━━ Data extract

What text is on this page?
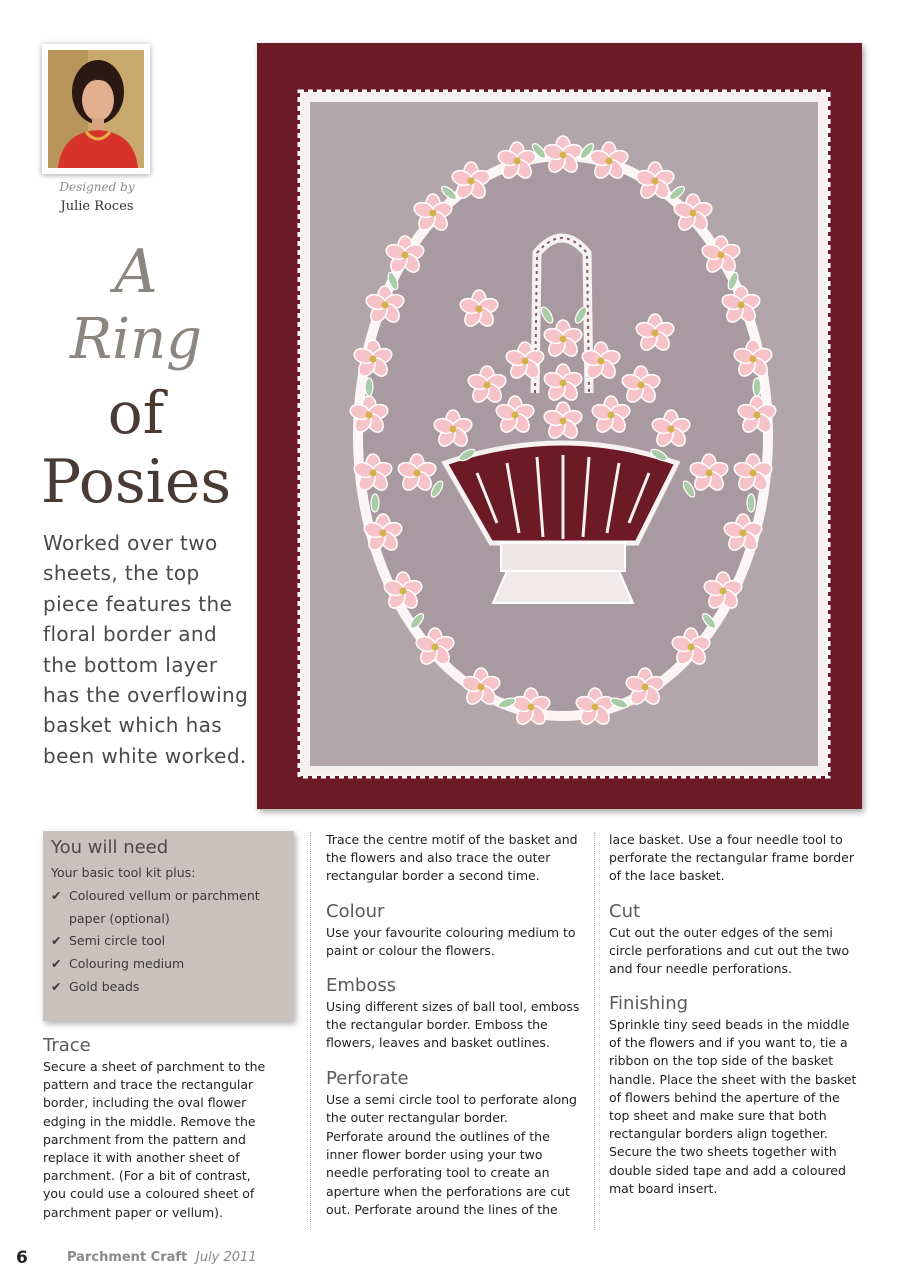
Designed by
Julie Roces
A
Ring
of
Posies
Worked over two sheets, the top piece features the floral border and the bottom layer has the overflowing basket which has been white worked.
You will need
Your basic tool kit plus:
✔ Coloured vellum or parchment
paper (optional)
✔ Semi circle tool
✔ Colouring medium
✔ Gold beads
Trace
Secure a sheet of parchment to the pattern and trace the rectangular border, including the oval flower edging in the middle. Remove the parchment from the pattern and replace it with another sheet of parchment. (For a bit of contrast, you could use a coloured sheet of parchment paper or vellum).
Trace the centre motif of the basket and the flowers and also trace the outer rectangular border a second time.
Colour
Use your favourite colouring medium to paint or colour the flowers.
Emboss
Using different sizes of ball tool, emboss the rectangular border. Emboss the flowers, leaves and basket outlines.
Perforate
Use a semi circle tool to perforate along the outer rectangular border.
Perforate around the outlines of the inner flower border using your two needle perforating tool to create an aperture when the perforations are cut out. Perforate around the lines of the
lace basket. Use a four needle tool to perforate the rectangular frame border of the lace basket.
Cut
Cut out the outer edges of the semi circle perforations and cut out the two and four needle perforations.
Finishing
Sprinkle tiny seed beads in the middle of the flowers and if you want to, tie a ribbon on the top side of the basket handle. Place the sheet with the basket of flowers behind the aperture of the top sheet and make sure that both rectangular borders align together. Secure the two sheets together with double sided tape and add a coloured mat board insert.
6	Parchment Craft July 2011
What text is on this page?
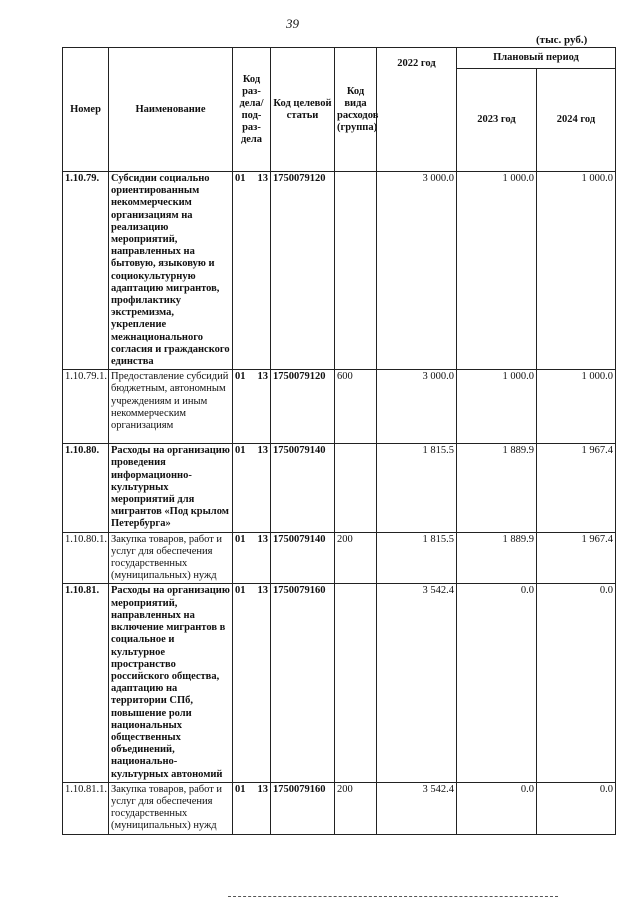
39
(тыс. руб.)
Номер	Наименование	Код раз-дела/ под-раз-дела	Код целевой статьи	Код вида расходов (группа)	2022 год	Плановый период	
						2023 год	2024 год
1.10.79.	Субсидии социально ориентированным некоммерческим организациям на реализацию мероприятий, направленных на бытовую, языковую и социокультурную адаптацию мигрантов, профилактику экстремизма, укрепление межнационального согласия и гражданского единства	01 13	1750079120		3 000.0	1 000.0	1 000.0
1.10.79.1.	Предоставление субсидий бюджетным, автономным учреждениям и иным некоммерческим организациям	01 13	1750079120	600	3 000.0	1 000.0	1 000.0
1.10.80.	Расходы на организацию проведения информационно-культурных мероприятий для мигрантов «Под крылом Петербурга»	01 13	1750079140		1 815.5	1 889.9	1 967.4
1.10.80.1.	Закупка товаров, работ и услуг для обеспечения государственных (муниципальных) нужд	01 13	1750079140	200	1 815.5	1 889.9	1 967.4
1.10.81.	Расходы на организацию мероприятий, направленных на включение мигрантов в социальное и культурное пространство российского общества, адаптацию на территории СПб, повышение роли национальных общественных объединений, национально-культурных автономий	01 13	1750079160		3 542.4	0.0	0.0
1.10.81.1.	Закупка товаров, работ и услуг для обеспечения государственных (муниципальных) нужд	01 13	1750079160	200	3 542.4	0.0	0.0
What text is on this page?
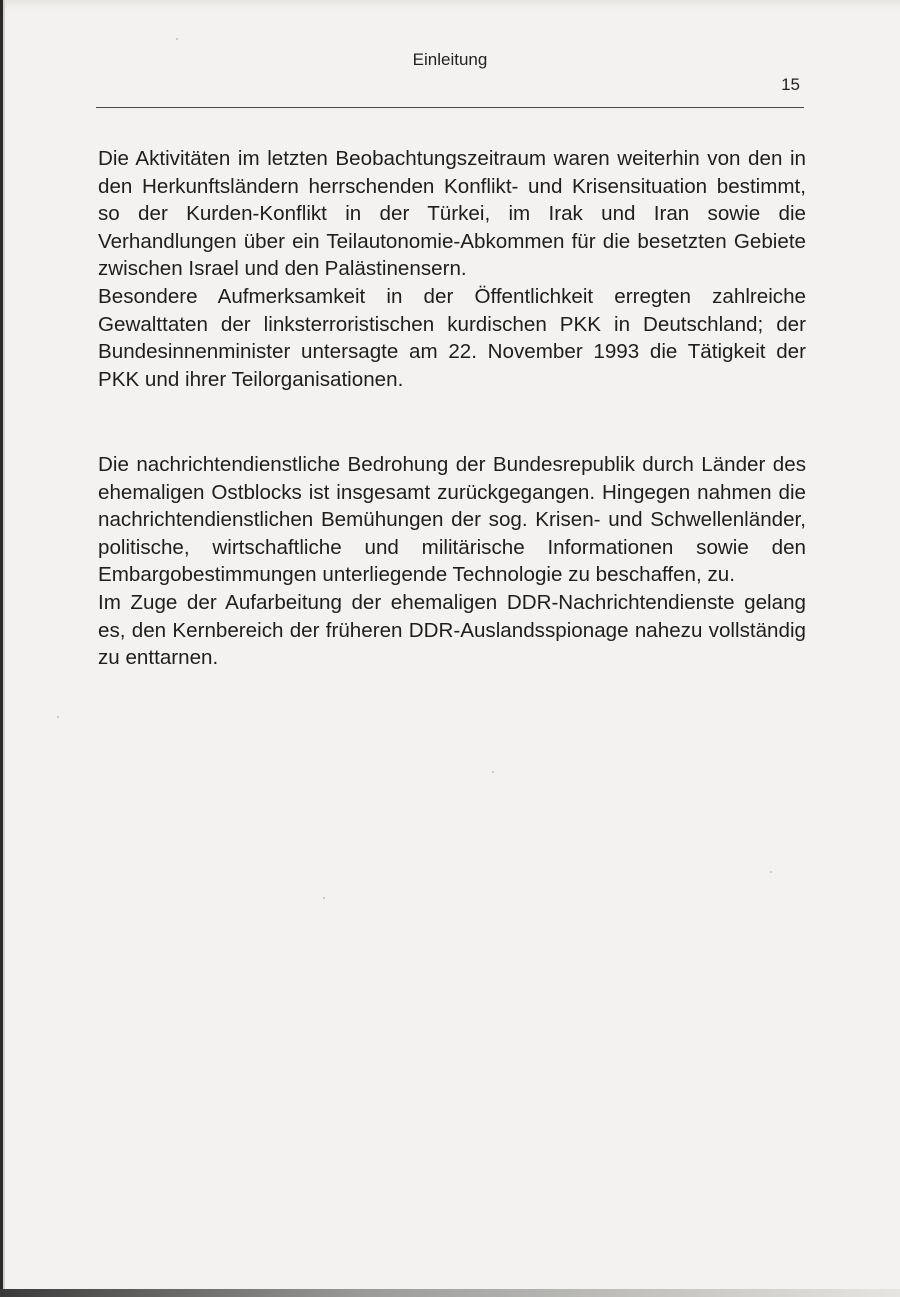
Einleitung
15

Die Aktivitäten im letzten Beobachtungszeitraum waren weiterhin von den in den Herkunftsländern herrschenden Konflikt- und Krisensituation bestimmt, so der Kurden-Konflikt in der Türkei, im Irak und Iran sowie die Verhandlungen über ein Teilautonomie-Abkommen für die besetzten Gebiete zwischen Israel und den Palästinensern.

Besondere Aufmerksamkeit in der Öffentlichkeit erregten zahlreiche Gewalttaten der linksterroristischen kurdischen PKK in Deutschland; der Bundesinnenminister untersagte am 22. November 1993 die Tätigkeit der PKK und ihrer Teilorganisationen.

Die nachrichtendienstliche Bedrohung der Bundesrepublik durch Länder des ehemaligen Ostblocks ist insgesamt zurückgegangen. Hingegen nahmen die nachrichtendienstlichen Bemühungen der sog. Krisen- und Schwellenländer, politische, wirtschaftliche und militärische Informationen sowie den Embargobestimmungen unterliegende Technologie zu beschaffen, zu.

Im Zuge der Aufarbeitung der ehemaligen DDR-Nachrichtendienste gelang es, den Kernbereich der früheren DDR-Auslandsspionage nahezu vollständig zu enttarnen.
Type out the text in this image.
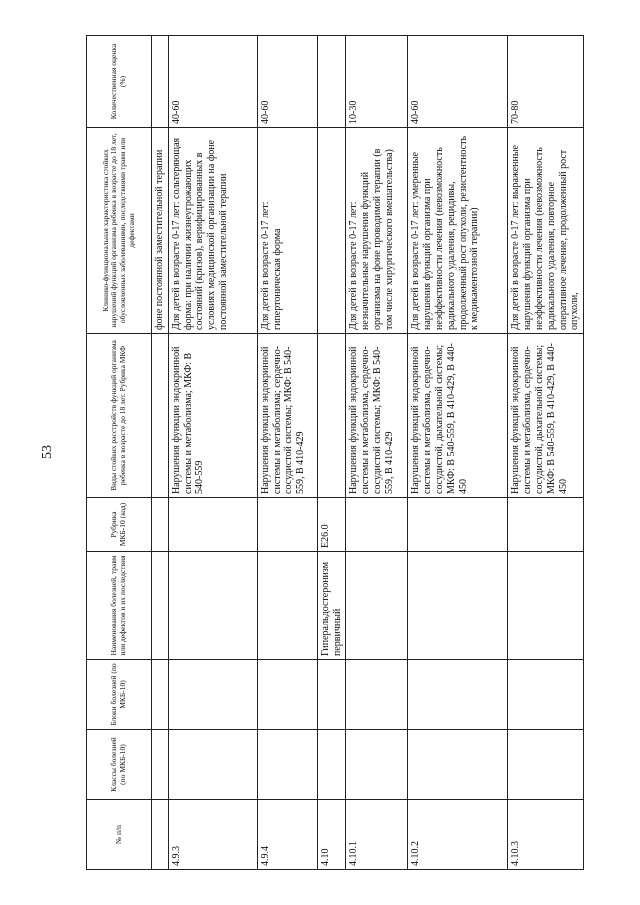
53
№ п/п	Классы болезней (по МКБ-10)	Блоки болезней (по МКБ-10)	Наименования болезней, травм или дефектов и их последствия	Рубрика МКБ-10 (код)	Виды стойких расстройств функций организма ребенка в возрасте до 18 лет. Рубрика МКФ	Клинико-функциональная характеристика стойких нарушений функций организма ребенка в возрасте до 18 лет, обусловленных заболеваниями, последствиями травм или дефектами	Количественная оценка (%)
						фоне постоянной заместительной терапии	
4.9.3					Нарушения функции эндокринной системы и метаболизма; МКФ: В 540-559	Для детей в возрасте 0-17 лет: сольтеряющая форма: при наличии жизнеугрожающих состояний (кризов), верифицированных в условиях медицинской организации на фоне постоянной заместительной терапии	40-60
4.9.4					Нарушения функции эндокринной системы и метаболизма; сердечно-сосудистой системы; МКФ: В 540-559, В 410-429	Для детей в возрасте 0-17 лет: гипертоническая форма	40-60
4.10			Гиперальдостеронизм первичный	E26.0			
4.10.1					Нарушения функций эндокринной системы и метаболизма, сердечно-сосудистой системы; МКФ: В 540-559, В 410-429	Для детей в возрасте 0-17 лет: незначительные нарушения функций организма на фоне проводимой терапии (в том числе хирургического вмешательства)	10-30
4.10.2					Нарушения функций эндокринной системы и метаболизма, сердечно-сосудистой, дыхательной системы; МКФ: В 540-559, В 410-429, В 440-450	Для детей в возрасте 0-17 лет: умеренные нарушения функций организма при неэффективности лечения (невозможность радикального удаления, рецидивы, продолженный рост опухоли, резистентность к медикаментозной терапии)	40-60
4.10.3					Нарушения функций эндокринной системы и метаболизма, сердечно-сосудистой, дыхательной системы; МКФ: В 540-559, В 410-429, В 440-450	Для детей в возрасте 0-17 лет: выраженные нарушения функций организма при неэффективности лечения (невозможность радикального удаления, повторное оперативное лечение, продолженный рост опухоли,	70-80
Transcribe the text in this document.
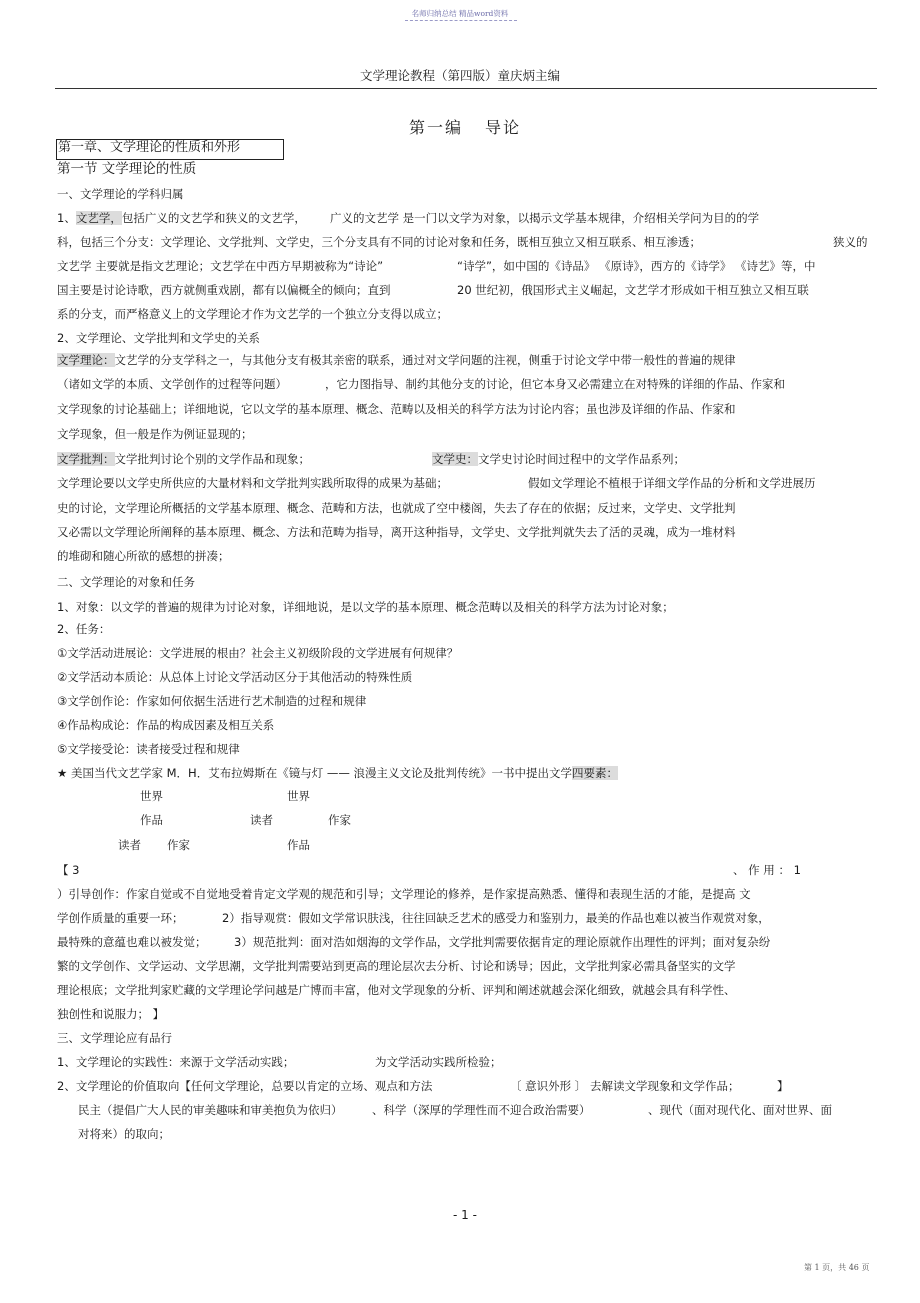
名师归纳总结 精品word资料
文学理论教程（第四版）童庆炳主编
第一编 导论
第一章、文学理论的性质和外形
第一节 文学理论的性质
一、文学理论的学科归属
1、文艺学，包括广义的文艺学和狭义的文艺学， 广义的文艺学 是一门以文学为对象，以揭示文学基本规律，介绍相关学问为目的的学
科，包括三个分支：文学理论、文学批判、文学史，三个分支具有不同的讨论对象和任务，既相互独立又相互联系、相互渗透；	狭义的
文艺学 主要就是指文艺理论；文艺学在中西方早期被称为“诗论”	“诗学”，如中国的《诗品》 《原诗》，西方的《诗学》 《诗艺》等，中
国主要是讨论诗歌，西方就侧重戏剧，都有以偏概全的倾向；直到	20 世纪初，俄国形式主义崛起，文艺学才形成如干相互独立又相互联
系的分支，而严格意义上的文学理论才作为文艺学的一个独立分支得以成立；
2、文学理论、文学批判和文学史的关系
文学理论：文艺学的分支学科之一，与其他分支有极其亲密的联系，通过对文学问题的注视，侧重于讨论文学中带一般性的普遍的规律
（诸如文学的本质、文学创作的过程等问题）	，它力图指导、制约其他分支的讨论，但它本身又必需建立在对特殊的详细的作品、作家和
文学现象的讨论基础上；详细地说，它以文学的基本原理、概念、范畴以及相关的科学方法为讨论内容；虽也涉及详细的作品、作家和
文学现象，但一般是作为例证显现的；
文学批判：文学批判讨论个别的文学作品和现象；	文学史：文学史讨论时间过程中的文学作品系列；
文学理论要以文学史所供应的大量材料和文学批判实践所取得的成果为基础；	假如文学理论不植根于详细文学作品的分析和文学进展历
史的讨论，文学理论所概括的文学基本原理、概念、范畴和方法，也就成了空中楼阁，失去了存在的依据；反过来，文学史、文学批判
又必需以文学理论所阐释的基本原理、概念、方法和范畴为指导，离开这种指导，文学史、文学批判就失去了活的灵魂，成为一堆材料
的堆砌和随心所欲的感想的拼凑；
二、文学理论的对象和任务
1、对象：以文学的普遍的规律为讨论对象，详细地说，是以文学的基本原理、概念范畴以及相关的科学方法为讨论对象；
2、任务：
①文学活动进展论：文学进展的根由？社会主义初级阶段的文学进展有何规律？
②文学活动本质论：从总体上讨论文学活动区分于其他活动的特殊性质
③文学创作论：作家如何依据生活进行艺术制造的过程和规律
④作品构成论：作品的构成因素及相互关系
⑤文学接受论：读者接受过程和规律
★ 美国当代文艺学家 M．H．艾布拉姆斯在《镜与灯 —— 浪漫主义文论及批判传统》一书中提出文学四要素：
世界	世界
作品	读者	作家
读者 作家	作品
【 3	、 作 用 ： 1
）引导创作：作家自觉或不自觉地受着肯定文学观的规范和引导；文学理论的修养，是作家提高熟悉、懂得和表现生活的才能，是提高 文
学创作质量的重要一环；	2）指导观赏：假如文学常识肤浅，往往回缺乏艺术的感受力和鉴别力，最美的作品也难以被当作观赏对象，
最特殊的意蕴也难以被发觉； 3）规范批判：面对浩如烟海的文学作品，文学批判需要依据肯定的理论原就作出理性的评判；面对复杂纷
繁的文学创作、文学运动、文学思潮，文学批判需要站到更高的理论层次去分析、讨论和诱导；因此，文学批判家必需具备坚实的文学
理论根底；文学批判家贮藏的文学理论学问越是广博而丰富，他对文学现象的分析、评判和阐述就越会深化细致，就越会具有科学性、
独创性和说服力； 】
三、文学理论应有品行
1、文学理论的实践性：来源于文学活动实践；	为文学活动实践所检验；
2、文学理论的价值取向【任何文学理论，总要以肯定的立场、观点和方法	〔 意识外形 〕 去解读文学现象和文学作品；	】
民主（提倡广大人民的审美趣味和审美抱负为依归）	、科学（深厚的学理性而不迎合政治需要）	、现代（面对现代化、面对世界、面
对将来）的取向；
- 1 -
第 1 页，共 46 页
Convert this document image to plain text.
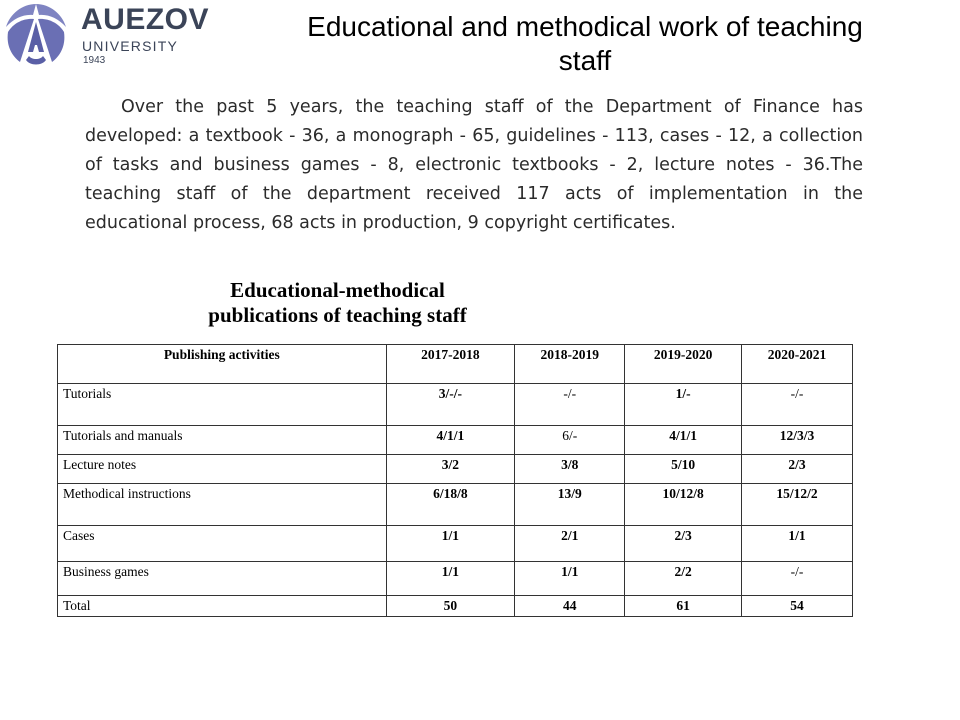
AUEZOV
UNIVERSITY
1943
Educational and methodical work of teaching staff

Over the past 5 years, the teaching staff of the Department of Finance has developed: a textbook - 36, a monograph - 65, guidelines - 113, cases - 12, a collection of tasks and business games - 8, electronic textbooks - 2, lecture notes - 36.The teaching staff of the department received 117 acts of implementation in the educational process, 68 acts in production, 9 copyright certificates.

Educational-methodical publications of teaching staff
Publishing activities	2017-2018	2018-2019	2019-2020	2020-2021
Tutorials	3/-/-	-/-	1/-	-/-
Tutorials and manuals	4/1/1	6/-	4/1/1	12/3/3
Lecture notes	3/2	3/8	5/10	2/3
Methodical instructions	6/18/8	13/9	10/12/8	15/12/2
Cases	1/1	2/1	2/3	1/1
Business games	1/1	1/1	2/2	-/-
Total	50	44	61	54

━━━━

### Problem requirements
From the material above, gather all lines that include the string "организациям" and copy them.

### Right answer
1.10.79.	Субсидии социально ориентированным некоммерческим организациям на реализацию мероприятий, направленных на бытовую, языковую и социокультурную адаптацию мигрантов, профилактику экстремизма, укрепление межнационального согласия и гражданского единства	01 13	1750079120		3 000.0	1 000.0	1 000.0
1.10.79.1.	Предоставление субсидий бюджетным, автономным учреждениям и иным некоммерческим организациям	01 13	1750079120	600	3 000.0	1 000.0	1 000.0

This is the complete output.